L'année a été marqué par de nombreux événements auxquels on associe des mots ou des petites phrases qui ont chacun connu leur heure de gloire.
En 2014, le français a connu une belle croissance. Nul risque de déflation, comme l’économie européenne aujourd’hui, nul besoin de TLTRO de la BCE pour dégripper la machine à mots.
Les économistes sont frappés de Pikettymania, les pauvres s’appellent des sans-dents, les fumeurs vapotent, les allergiques à la paperasse souffrent de phobie administrative, les écolos rallient les zadistes, les gastronomes s’adonnent au porn food, les cinéphiles regardent des films en SVOD, les geeks ont la 4G, les banquiers créent leur boutique, les Leaks défraient la chronique, le Djihad 2.0 attire des jeunes gens en rupture, la transition est numérique et énergétique, les entreprises lancent des lab, se mettent au m-commerce et au big data. Et tout le monde crie au ras le bol fiscal.
Si vous avez passé l’année dans un igloo en tête à tête avec un ours polaire, vous n’entendrez goutte à ce galimatias. Car tous ces mots sont nés ou ont prospéré en 2014, une année qui a filé comme la sonde Rosetta en route vers la comète Churyumov.
« Les mots qui nous frappent sont éminemment émotionnels », observe Jeanne Bordeau, fondatrice de l’Institut de la qualité de l’Expression et artiste exposant chaque année des « tableaux de mots », collages mettant en scène les mots les plus utilisés par les médias.

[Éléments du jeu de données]
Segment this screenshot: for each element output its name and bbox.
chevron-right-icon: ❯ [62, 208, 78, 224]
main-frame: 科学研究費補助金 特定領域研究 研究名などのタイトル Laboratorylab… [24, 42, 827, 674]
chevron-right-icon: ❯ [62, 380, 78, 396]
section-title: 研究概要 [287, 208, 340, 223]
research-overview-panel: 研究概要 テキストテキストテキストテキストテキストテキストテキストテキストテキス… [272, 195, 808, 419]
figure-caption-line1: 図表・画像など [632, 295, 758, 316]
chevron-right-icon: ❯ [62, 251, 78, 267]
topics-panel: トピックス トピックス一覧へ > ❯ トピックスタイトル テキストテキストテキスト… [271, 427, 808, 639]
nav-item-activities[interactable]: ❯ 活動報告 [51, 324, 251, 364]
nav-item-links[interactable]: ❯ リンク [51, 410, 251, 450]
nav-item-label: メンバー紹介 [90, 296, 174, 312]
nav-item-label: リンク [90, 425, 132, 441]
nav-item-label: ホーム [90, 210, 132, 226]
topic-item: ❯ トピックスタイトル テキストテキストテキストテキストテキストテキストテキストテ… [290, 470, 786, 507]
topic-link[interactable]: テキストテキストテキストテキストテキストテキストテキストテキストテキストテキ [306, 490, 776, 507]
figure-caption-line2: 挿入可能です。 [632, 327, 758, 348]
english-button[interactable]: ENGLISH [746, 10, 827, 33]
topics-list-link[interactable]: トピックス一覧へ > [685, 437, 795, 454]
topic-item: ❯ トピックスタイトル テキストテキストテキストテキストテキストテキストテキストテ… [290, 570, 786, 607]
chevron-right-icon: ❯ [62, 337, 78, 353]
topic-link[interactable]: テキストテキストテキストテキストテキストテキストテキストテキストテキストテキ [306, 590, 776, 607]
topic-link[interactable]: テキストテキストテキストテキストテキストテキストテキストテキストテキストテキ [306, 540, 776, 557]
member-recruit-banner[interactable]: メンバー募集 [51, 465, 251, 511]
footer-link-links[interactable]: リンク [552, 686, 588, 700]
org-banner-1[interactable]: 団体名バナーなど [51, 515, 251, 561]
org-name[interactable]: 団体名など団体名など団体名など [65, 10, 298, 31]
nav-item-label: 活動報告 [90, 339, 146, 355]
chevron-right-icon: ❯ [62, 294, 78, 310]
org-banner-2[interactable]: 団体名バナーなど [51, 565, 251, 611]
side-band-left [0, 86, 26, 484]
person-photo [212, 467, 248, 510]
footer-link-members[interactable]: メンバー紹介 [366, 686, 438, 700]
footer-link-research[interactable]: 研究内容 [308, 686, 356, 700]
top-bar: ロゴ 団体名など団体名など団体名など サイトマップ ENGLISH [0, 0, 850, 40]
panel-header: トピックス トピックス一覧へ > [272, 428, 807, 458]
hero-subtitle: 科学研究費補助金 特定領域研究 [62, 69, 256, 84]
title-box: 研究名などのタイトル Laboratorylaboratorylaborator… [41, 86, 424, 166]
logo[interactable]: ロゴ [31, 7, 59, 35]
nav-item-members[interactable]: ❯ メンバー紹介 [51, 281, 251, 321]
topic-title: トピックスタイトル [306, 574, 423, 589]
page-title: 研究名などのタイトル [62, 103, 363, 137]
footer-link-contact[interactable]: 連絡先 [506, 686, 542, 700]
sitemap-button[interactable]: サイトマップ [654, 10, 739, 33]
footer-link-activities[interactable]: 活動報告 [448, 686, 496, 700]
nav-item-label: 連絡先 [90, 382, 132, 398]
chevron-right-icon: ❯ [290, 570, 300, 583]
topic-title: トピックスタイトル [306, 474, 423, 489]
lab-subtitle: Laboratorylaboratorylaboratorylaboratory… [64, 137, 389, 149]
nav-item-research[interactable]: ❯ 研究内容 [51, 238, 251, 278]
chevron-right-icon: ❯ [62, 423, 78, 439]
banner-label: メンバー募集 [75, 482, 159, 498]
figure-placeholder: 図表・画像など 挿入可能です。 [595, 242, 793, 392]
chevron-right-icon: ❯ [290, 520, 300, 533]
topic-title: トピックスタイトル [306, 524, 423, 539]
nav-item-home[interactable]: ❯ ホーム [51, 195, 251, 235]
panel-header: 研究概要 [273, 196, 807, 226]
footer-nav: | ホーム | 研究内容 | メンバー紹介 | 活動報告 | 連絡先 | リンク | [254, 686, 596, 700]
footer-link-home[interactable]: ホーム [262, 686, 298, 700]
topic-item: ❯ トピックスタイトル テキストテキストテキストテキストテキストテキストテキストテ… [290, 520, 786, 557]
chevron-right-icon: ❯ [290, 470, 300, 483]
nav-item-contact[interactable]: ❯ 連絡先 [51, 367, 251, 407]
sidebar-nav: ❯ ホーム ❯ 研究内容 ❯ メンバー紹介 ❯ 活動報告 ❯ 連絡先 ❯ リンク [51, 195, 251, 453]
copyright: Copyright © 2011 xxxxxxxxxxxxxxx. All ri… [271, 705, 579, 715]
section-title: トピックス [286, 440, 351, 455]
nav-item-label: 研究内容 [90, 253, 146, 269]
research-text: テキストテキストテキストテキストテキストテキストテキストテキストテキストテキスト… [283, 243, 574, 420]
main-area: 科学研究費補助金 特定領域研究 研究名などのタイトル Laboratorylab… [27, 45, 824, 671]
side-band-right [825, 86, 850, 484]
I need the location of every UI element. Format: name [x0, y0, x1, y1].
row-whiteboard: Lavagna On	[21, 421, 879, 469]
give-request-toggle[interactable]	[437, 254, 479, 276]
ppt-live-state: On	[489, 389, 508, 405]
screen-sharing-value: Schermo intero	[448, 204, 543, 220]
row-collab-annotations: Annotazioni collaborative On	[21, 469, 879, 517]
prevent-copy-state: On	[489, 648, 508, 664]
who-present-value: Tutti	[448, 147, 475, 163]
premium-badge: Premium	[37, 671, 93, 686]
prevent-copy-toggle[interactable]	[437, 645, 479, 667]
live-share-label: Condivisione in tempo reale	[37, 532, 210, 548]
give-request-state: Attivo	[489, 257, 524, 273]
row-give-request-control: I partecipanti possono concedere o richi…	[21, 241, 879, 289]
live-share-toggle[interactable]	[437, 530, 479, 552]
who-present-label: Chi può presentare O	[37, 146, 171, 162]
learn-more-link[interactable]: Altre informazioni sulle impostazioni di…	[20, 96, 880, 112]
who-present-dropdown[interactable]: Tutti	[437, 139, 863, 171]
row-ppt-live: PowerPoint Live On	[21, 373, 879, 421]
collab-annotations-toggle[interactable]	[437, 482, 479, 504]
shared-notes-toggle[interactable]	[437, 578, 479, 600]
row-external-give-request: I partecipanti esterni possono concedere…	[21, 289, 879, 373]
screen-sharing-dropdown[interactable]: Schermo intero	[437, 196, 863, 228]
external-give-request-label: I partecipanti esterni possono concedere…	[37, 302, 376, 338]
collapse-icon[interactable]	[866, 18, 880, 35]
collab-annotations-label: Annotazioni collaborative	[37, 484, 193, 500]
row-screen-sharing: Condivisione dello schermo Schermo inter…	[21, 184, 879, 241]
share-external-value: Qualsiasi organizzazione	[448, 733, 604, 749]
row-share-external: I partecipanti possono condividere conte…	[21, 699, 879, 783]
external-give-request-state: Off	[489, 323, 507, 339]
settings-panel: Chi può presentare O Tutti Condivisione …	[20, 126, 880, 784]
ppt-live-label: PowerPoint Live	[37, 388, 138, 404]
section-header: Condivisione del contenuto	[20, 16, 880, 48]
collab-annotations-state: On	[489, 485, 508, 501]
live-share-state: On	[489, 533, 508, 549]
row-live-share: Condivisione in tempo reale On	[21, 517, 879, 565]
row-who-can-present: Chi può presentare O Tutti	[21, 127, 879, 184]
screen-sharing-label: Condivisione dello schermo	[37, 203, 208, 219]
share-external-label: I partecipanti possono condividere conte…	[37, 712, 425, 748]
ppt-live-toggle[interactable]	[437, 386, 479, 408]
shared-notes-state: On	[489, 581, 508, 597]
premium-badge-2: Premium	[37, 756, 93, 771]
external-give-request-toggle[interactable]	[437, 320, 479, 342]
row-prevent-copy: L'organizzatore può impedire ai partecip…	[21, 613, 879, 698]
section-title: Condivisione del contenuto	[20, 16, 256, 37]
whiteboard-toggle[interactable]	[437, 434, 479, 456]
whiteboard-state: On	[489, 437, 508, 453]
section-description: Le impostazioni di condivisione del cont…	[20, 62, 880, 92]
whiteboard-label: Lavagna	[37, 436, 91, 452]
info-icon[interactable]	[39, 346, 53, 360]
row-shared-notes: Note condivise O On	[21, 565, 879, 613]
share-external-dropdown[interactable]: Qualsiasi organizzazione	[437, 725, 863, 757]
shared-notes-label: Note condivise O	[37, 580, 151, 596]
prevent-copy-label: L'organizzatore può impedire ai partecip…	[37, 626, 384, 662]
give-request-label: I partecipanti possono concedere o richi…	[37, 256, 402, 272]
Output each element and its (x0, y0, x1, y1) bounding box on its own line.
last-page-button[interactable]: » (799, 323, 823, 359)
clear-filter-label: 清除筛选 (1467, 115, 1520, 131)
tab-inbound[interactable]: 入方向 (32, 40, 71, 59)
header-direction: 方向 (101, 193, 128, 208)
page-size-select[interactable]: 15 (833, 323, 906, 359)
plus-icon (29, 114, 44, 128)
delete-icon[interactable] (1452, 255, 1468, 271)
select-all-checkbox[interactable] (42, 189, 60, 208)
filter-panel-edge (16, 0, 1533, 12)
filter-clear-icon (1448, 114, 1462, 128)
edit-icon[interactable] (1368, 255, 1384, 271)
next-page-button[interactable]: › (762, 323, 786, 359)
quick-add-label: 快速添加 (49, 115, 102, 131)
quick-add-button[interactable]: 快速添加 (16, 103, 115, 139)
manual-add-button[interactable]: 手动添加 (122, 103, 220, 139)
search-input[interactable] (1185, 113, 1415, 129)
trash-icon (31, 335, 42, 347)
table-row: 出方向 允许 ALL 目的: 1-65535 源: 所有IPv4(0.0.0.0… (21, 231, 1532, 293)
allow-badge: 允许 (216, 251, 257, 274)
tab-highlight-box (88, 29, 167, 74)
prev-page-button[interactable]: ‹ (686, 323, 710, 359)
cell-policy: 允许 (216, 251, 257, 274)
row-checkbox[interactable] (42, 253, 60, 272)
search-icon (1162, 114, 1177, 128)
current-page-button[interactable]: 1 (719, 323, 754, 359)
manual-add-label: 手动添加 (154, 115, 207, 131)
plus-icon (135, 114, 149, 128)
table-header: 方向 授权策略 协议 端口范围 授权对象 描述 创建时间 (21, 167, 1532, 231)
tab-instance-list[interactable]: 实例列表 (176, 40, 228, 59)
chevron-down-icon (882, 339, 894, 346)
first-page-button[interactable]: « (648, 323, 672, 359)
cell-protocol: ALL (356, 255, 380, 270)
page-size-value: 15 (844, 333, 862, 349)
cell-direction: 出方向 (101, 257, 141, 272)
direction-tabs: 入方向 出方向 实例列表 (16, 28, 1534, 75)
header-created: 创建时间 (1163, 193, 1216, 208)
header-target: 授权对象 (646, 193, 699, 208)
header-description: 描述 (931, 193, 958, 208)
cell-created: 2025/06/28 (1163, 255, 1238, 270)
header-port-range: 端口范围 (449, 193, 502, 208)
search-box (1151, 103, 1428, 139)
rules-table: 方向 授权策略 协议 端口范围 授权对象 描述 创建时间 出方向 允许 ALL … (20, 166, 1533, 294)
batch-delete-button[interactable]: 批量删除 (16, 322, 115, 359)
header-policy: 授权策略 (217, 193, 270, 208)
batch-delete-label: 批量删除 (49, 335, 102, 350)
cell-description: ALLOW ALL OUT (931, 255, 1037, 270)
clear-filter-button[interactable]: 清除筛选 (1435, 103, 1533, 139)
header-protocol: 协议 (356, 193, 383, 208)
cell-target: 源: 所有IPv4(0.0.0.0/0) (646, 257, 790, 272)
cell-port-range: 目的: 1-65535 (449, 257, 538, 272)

CONSIGNES ::
A - Dans l'extrait sur les mots de 2014, quel organisme Jeanne Bordeau a-t-elle fondé ?
B - Ces affirmations concordent-elles avec l'extrait sur les mots de 2014 ? Répondez par oui ou par non, en citant à chaque fois les mots du texte qui tranchent.
(i) Les fumeurs vapotent.
(ii) En 2014, le français a couru un risque de déflation.
(iii) Jeanne Bordeau expose ses « tableaux de mots » tous les deux ans.
C - Poursuivez l'extrait sur les mots de 2014 après sa dernière phrase.
La liste n'est d'aucune utilité pour ce qui suit.

CORRIGÉ ::
A - L'Institut de la qualité de l'Expression.

B -
(i) Oui : « les fumeurs vapotent ».
(ii) Non : « Nul risque de déflation ».
(iii) Non : « artiste exposant chaque année des « tableaux de mots » ».

C -
Pour 2014, « chaos » résume l’atmosphère de l’année, selon elle. « L’an dernier, nous étions dans la colère. En 2014, nous ne sommes plus dirigés, les repères ont disparu, nous sommes dans une confusion générale avant la fondation d’un nouveau monde. Les rapports à la famille, au pouvoir, à l’économie sont à réinventer».
Signe de cette mutation, les verbes en « re » - réinventer, rééquilibrer, réformer, revivifier - ont été omniprésents, tandis qu’on martelait le mot « transition ».
Une année "numérique"
« Pour moi 2014 est une année numérique », confirme Guillaume Wallut, fondateur de l’agence Nostromo et des éditions Cent Mille Milliards. « Ce qui était théorique et visionnaire il y a quatre ans rentre dans notre vie quotidienne. L’imprimante 3D n’est plus une tendance mais un marché.
Notre langage s’est d’ailleurs teinté de « californien » : apps, labs.... « La voyelle à la mode est le e , comme dans eleader », complète Jeanne Bordeau. Hérité des réseaux sociaux, le signe de ponctuation dièse s’immisce les écrits, comme une nouvelle manière d’appuyer des propos.
Modelés par le numérique, de nouveaux comportements ont aussi reçu un nom. Le le « phubbing », par exemple. Mélangeant « phone » et « snubbing », ce mot désigne l’art de snober son entourage en continuant à pianoter sur un écran, même en bonne compagnie.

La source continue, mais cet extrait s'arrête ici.